→ **Set exercise**:
The records that follow must be repeated verbatim, every one of them.

Stored items
_ _ _ _ _ _ _

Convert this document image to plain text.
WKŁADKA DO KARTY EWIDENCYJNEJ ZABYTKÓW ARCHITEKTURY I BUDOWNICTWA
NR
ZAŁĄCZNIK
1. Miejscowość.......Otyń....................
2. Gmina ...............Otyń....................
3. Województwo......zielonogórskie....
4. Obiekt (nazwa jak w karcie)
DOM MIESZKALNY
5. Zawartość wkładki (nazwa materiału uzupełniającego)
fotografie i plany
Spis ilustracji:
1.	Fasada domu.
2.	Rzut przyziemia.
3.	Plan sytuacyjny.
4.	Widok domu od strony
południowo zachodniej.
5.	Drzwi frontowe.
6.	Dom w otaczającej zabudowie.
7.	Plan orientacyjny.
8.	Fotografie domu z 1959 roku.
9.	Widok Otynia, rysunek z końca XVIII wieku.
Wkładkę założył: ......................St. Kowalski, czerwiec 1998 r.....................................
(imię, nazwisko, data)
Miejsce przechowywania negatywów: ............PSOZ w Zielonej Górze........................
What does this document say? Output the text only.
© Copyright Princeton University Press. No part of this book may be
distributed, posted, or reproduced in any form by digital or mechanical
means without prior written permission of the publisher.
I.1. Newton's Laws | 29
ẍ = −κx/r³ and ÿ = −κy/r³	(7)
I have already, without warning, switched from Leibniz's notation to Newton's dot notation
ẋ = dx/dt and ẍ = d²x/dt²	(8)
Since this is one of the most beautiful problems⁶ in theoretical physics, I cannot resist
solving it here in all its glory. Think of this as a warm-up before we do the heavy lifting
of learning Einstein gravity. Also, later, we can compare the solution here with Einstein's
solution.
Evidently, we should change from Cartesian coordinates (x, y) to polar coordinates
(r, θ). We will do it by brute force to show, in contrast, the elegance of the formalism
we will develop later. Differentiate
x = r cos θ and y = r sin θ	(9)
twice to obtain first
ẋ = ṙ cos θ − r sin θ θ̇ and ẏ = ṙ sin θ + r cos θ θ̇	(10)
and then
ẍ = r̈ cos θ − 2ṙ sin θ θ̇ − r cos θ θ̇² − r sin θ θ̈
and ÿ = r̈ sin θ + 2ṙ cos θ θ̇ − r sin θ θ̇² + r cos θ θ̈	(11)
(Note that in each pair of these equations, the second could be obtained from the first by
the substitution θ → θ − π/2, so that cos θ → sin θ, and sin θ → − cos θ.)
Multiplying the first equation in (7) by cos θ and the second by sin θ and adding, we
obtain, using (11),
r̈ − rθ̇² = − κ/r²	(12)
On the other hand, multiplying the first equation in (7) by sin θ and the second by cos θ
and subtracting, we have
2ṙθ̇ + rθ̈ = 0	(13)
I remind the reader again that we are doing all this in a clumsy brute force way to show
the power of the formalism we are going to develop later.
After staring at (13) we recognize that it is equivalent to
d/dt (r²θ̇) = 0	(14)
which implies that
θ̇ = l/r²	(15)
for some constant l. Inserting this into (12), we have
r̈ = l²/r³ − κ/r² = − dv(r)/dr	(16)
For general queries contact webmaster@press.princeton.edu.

_ _ _ _ _ _ _

→ **Output for this exercise**:
Convert this document image to plain text.
WKŁADKA DO KARTY EWIDENCYJNEJ ZABYTKÓW ARCHITEKTURY I BUDOWNICTWA
NR
ZAŁĄCZNIK
1. Miejscowość.......Otyń....................
2. Gmina ...............Otyń....................
3. Województwo......zielonogórskie....
4. Obiekt (nazwa jak w karcie)
DOM MIESZKALNY
5. Zawartość wkładki (nazwa materiału uzupełniającego)
fotografie i plany
Spis ilustracji:
1.	Fasada domu.
2.	Rzut przyziemia.
3.	Plan sytuacyjny.
4.	Widok domu od strony
południowo zachodniej.
5.	Drzwi frontowe.
6.	Dom w otaczającej zabudowie.
7.	Plan orientacyjny.
8.	Fotografie domu z 1959 roku.
9.	Widok Otynia, rysunek z końca XVIII wieku.
Wkładkę założył: ......................St. Kowalski, czerwiec 1998 r.....................................
(imię, nazwisko, data)
Miejsce przechowywania negatywów: ............PSOZ w Zielonej Górze........................
What does this document say? Output the text only.
© Copyright Princeton University Press. No part of this book may be
distributed, posted, or reproduced in any form by digital or mechanical
means without prior written permission of the publisher.
I.1. Newton's Laws | 29
ẍ = −κx/r³ and ÿ = −κy/r³	(7)
I have already, without warning, switched from Leibniz's notation to Newton's dot notation
ẋ = dx/dt and ẍ = d²x/dt²	(8)
Since this is one of the most beautiful problems⁶ in theoretical physics, I cannot resist
solving it here in all its glory. Think of this as a warm-up before we do the heavy lifting
of learning Einstein gravity. Also, later, we can compare the solution here with Einstein's
solution.
Evidently, we should change from Cartesian coordinates (x, y) to polar coordinates
(r, θ). We will do it by brute force to show, in contrast, the elegance of the formalism
we will develop later. Differentiate
x = r cos θ and y = r sin θ	(9)
twice to obtain first
ẋ = ṙ cos θ − r sin θ θ̇ and ẏ = ṙ sin θ + r cos θ θ̇	(10)
and then
ẍ = r̈ cos θ − 2ṙ sin θ θ̇ − r cos θ θ̇² − r sin θ θ̈
and ÿ = r̈ sin θ + 2ṙ cos θ θ̇ − r sin θ θ̇² + r cos θ θ̈	(11)
(Note that in each pair of these equations, the second could be obtained from the first by
the substitution θ → θ − π/2, so that cos θ → sin θ, and sin θ → − cos θ.)
Multiplying the first equation in (7) by cos θ and the second by sin θ and adding, we
obtain, using (11),
r̈ − rθ̇² = − κ/r²	(12)
On the other hand, multiplying the first equation in (7) by sin θ and the second by cos θ
and subtracting, we have
2ṙθ̇ + rθ̈ = 0	(13)
I remind the reader again that we are doing all this in a clumsy brute force way to show
the power of the formalism we are going to develop later.
After staring at (13) we recognize that it is equivalent to
d/dt (r²θ̇) = 0	(14)
which implies that
θ̇ = l/r²	(15)
for some constant l. Inserting this into (12), we have
r̈ = l²/r³ − κ/r² = − dv(r)/dr	(16)
For general queries contact webmaster@press.princeton.edu.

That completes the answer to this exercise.